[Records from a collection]
↓↓↓
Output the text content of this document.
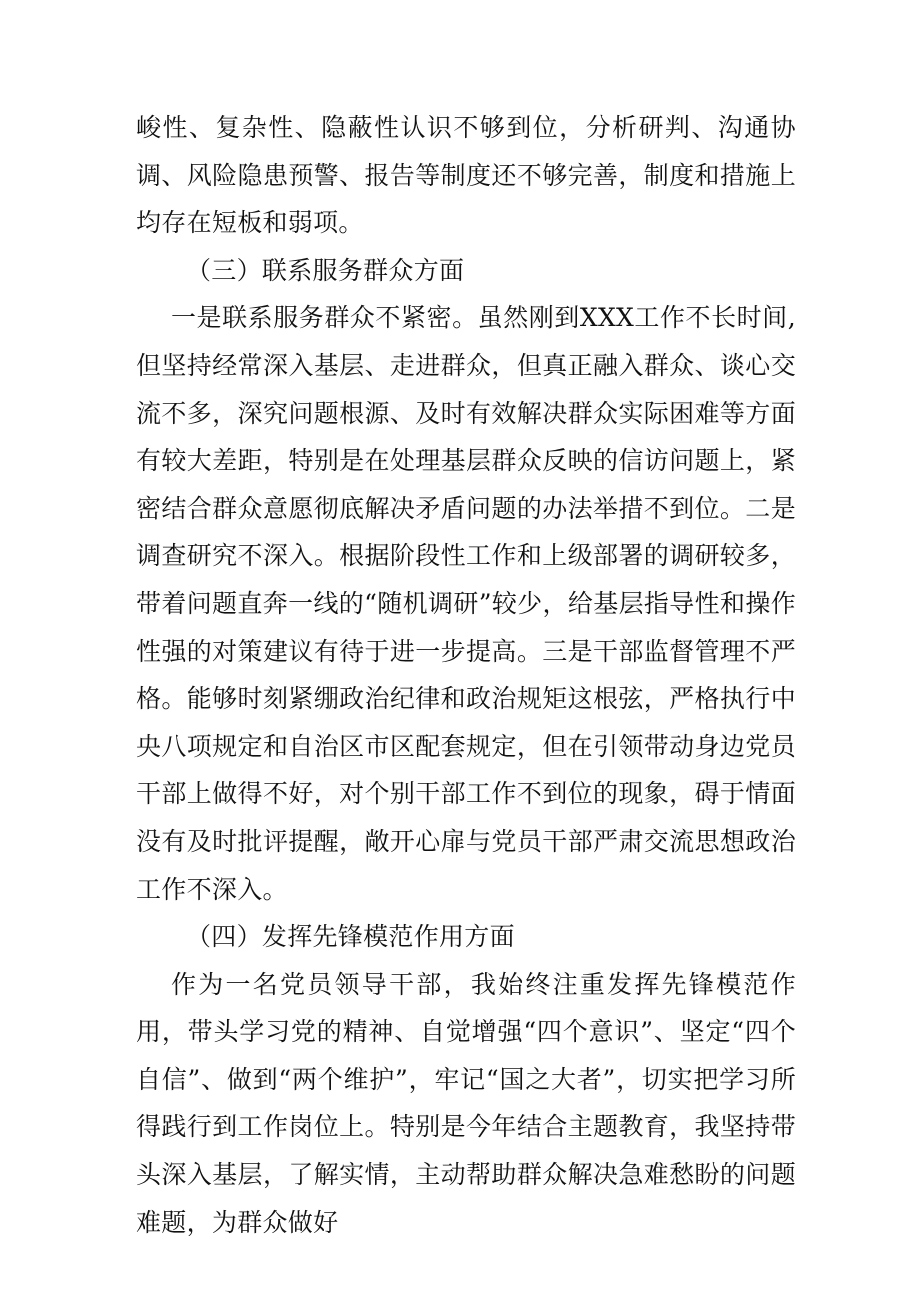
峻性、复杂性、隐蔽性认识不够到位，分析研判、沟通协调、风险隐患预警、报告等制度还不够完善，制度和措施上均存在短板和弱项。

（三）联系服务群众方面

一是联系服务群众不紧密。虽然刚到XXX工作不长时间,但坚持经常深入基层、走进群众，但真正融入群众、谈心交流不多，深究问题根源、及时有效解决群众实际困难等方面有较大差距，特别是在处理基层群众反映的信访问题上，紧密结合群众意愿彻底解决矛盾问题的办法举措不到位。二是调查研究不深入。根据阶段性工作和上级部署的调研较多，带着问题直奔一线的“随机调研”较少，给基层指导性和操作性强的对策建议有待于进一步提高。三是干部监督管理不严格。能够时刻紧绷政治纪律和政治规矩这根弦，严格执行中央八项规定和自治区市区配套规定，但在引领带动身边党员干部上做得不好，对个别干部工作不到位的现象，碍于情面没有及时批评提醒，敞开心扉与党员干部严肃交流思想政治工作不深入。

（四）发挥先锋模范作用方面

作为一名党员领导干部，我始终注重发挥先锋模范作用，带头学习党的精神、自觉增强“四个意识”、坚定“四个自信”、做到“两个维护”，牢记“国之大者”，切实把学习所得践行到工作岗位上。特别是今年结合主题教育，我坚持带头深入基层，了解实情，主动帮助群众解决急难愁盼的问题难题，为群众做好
↑↑↑
What is being asked
Using the material above, return every line exactly as it appears, minus the pictures.

Exercise result
Output the text content of this document.
峻性、复杂性、隐蔽性认识不够到位，分析研判、沟通协调、风险隐患预警、报告等制度还不够完善，制度和措施上均存在短板和弱项。

（三）联系服务群众方面

一是联系服务群众不紧密。虽然刚到XXX工作不长时间,但坚持经常深入基层、走进群众，但真正融入群众、谈心交流不多，深究问题根源、及时有效解决群众实际困难等方面有较大差距，特别是在处理基层群众反映的信访问题上，紧密结合群众意愿彻底解决矛盾问题的办法举措不到位。二是调查研究不深入。根据阶段性工作和上级部署的调研较多，带着问题直奔一线的“随机调研”较少，给基层指导性和操作性强的对策建议有待于进一步提高。三是干部监督管理不严格。能够时刻紧绷政治纪律和政治规矩这根弦，严格执行中央八项规定和自治区市区配套规定，但在引领带动身边党员干部上做得不好，对个别干部工作不到位的现象，碍于情面没有及时批评提醒，敞开心扉与党员干部严肃交流思想政治工作不深入。

（四）发挥先锋模范作用方面

作为一名党员领导干部，我始终注重发挥先锋模范作用，带头学习党的精神、自觉增强“四个意识”、坚定“四个自信”、做到“两个维护”，牢记“国之大者”，切实把学习所得践行到工作岗位上。特别是今年结合主题教育，我坚持带头深入基层，了解实情，主动帮助群众解决急难愁盼的问题难题，为群众做好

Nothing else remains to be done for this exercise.